Your objective ▸ Give every line of the data again, unchanged, but with no pictures.

--- Task input ---

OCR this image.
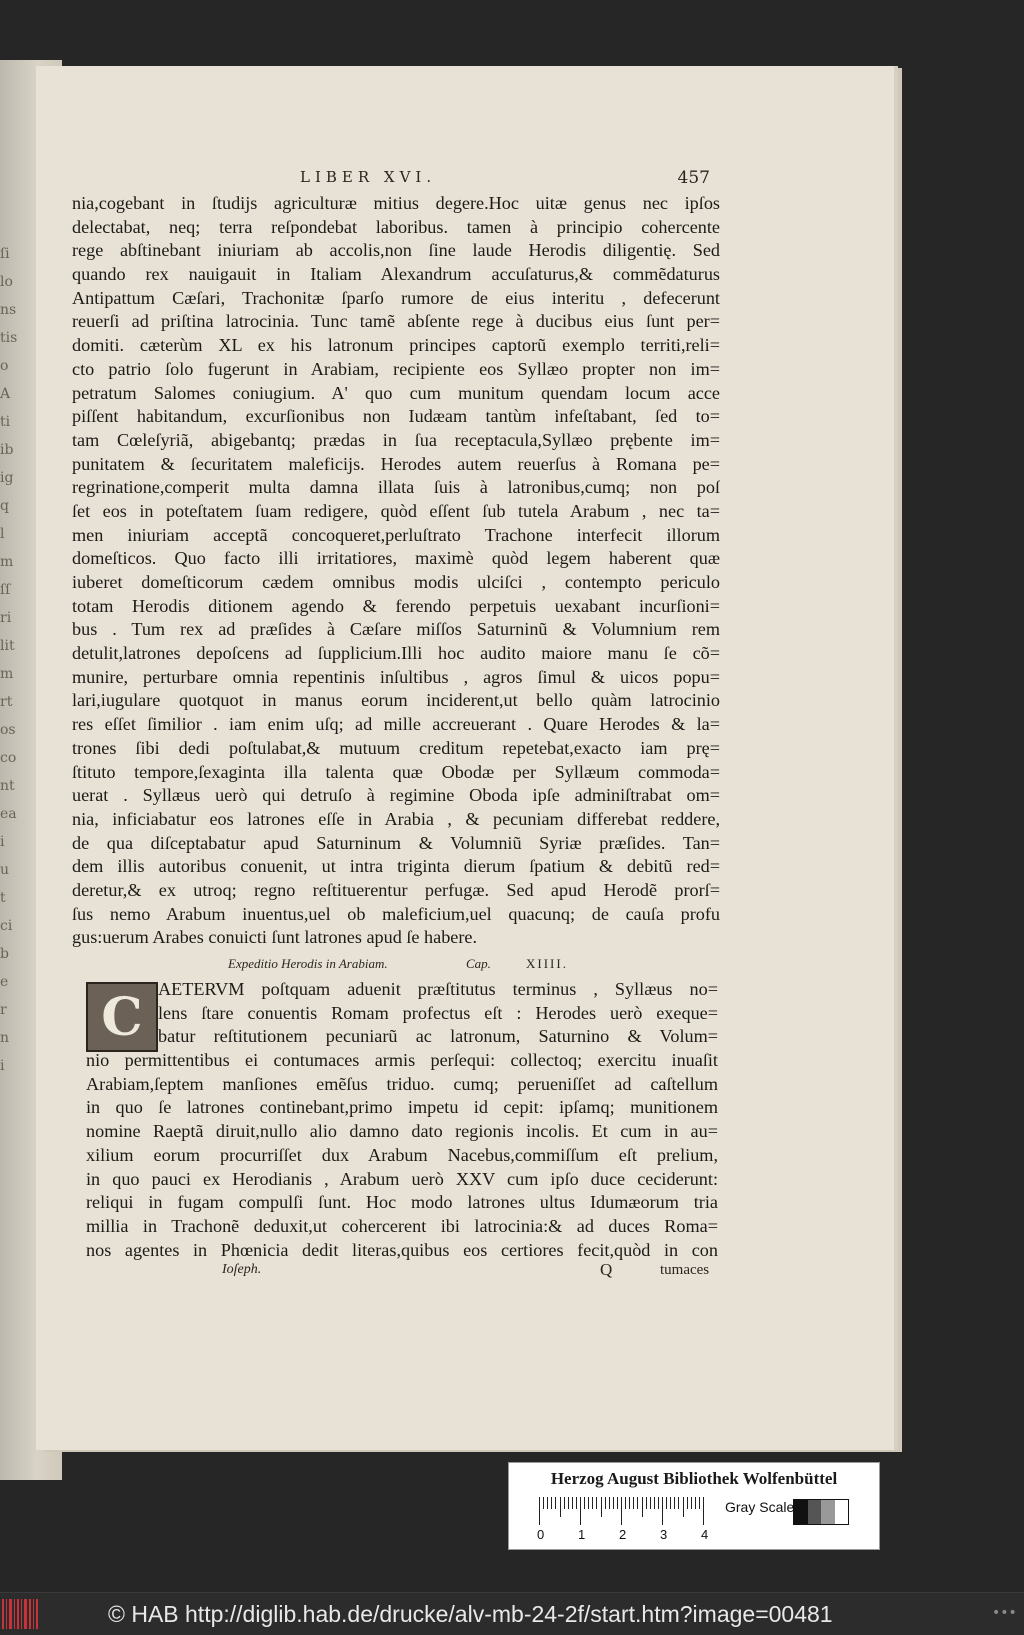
ſi
lo
ns
tis
o
A
ti
ib
ig
q
l
m
ſſ
ri
lit
m
rt
os
co
nt
ea
i
u
t
ci
b
e
r
n
i
LIBER XVI.	457
nia,cogebant in ſtudijs agriculturæ mitius degere.Hoc uitæ genus nec ipſos
delectabat, neq; terra reſpondebat laboribus. tamen à principio cohercente
rege abſtinebant iniuriam ab accolis,non ſine laude Herodis diligentię. Sed
quando rex nauigauit in Italiam Alexandrum accuſaturus,& commẽdaturus
Antipattum Cæſari, Trachonitæ ſparſo rumore de eius interitu , defecerunt
reuerſi ad priſtina latrocinia. Tunc tamẽ abſente rege à ducibus eius ſunt per=
domiti. cæterùm XL ex his latronum principes captorũ exemplo territi,reli=
cto patrio ſolo fugerunt in Arabiam, recipiente eos Syllæo propter non im=
petratum Salomes coniugium. A' quo cum munitum quendam locum acce
piſſent habitandum, excurſionibus non Iudæam tantùm infeſtabant, ſed to=
tam Cœleſyriã, abigebantq; prædas in ſua receptacula,Syllæo prębente im=
punitatem & ſecuritatem maleficijs. Herodes autem reuerſus à Romana pe=
regrinatione,comperit multa damna illata ſuis à latronibus,cumq; non poſ
ſet eos in poteſtatem ſuam redigere, quòd eſſent ſub tutela Arabum , nec ta=
men iniuriam acceptã concoqueret,perluſtrato Trachone interfecit illorum
domeſticos. Quo facto illi irritatiores, maximè quòd legem haberent quæ
iuberet domeſticorum cædem omnibus modis ulciſci , contempto periculo
totam Herodis ditionem agendo & ferendo perpetuis uexabant incurſioni=
bus . Tum rex ad præſides à Cæſare miſſos Saturninũ & Volumnium rem
detulit,latrones depoſcens ad ſupplicium.Illi hoc audito maiore manu ſe cõ=
munire, perturbare omnia repentinis inſultibus , agros ſimul & uicos popu=
lari,iugulare quotquot in manus eorum inciderent,ut bello quàm latrocinio
res eſſet ſimilior . iam enim uſq; ad mille accreuerant . Quare Herodes & la=
trones ſibi dedi poſtulabat,& mutuum creditum repetebat,exacto iam prę=
ſtituto tempore,ſexaginta illa talenta quæ Obodæ per Syllæum commoda=
uerat . Syllæus uerò qui detruſo à regimine Oboda ipſe adminiſtrabat om=
nia, inficiabatur eos latrones eſſe in Arabia , & pecuniam differebat reddere,
de qua diſceptabatur apud Saturninum & Volumniũ Syriæ præſides. Tan=
dem illis autoribus conuenit, ut intra triginta dierum ſpatium & debitũ red=
deretur,& ex utroq; regno reſtituerentur perfugæ. Sed apud Herodẽ prorſ=
ſus nemo Arabum inuentus,uel ob maleficium,uel quacunq; de cauſa profu
gus:uerum Arabes conuicti ſunt latrones apud ſe habere.
Expeditio Herodis in Arabiam.	Cap.	XIIII.
C AETERVM poſtquam aduenit præſtitutus terminus , Syllæus no=
lens ſtare conuentis Romam profectus eſt : Herodes uerò exeque=
batur reſtitutionem pecuniarũ ac latronum, Saturnino & Volum=
nio permittentibus ei contumaces armis perſequi: collectoq; exercitu inuaſit
Arabiam,ſeptem manſiones emẽſus triduo. cumq; perueniſſet ad caſtellum
in quo ſe latrones continebant,primo impetu id cepit: ipſamq; munitionem
nomine Raeptã diruit,nullo alio damno dato regionis incolis. Et cum in au=
xilium eorum procurriſſet dux Arabum Nacebus,commiſſum eſt prelium,
in quo pauci ex Herodianis , Arabum uerò XXV cum ipſo duce ceciderunt:
reliqui in fugam compulſi ſunt. Hoc modo latrones ultus Idumæorum tria
millia in Trachonẽ deduxit,ut cohercerent ibi latrocinia:& ad duces Roma=
nos agentes in Phœnicia dedit literas,quibus eos certiores fecit,quòd in con
Ioſeph.	Q	tumaces
Herzog August Bibliothek Wolfenbüttel
0	1	2	3	4
Gray Scale
© HAB http://diglib.hab.de/drucke/alv-mb-24-2f/start.htm?image=00481	•••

---

Right answer ▸
OCR this image.
ſi
lo
ns
tis
o
A
ti
ib
ig
q
l
m
ſſ
ri
lit
m
rt
os
co
nt
ea
i
u
t
ci
b
e
r
n
i
LIBER XVI.	457
nia,cogebant in ſtudijs agriculturæ mitius degere.Hoc uitæ genus nec ipſos
delectabat, neq; terra reſpondebat laboribus. tamen à principio cohercente
rege abſtinebant iniuriam ab accolis,non ſine laude Herodis diligentię. Sed
quando rex nauigauit in Italiam Alexandrum accuſaturus,& commẽdaturus
Antipattum Cæſari, Trachonitæ ſparſo rumore de eius interitu , defecerunt
reuerſi ad priſtina latrocinia. Tunc tamẽ abſente rege à ducibus eius ſunt per=
domiti. cæterùm XL ex his latronum principes captorũ exemplo territi,reli=
cto patrio ſolo fugerunt in Arabiam, recipiente eos Syllæo propter non im=
petratum Salomes coniugium. A' quo cum munitum quendam locum acce
piſſent habitandum, excurſionibus non Iudæam tantùm infeſtabant, ſed to=
tam Cœleſyriã, abigebantq; prædas in ſua receptacula,Syllæo prębente im=
punitatem & ſecuritatem maleficijs. Herodes autem reuerſus à Romana pe=
regrinatione,comperit multa damna illata ſuis à latronibus,cumq; non poſ
ſet eos in poteſtatem ſuam redigere, quòd eſſent ſub tutela Arabum , nec ta=
men iniuriam acceptã concoqueret,perluſtrato Trachone interfecit illorum
domeſticos. Quo facto illi irritatiores, maximè quòd legem haberent quæ
iuberet domeſticorum cædem omnibus modis ulciſci , contempto periculo
totam Herodis ditionem agendo & ferendo perpetuis uexabant incurſioni=
bus . Tum rex ad præſides à Cæſare miſſos Saturninũ & Volumnium rem
detulit,latrones depoſcens ad ſupplicium.Illi hoc audito maiore manu ſe cõ=
munire, perturbare omnia repentinis inſultibus , agros ſimul & uicos popu=
lari,iugulare quotquot in manus eorum inciderent,ut bello quàm latrocinio
res eſſet ſimilior . iam enim uſq; ad mille accreuerant . Quare Herodes & la=
trones ſibi dedi poſtulabat,& mutuum creditum repetebat,exacto iam prę=
ſtituto tempore,ſexaginta illa talenta quæ Obodæ per Syllæum commoda=
uerat . Syllæus uerò qui detruſo à regimine Oboda ipſe adminiſtrabat om=
nia, inficiabatur eos latrones eſſe in Arabia , & pecuniam differebat reddere,
de qua diſceptabatur apud Saturninum & Volumniũ Syriæ præſides. Tan=
dem illis autoribus conuenit, ut intra triginta dierum ſpatium & debitũ red=
deretur,& ex utroq; regno reſtituerentur perfugæ. Sed apud Herodẽ prorſ=
ſus nemo Arabum inuentus,uel ob maleficium,uel quacunq; de cauſa profu
gus:uerum Arabes conuicti ſunt latrones apud ſe habere.
Expeditio Herodis in Arabiam.	Cap.	XIIII.
C AETERVM poſtquam aduenit præſtitutus terminus , Syllæus no=
lens ſtare conuentis Romam profectus eſt : Herodes uerò exeque=
batur reſtitutionem pecuniarũ ac latronum, Saturnino & Volum=
nio permittentibus ei contumaces armis perſequi: collectoq; exercitu inuaſit
Arabiam,ſeptem manſiones emẽſus triduo. cumq; perueniſſet ad caſtellum
in quo ſe latrones continebant,primo impetu id cepit: ipſamq; munitionem
nomine Raeptã diruit,nullo alio damno dato regionis incolis. Et cum in au=
xilium eorum procurriſſet dux Arabum Nacebus,commiſſum eſt prelium,
in quo pauci ex Herodianis , Arabum uerò XXV cum ipſo duce ceciderunt:
reliqui in fugam compulſi ſunt. Hoc modo latrones ultus Idumæorum tria
millia in Trachonẽ deduxit,ut cohercerent ibi latrocinia:& ad duces Roma=
nos agentes in Phœnicia dedit literas,quibus eos certiores fecit,quòd in con
Ioſeph.	Q	tumaces
Herzog August Bibliothek Wolfenbüttel
0	1	2	3	4
Gray Scale
© HAB http://diglib.hab.de/drucke/alv-mb-24-2f/start.htm?image=00481	•••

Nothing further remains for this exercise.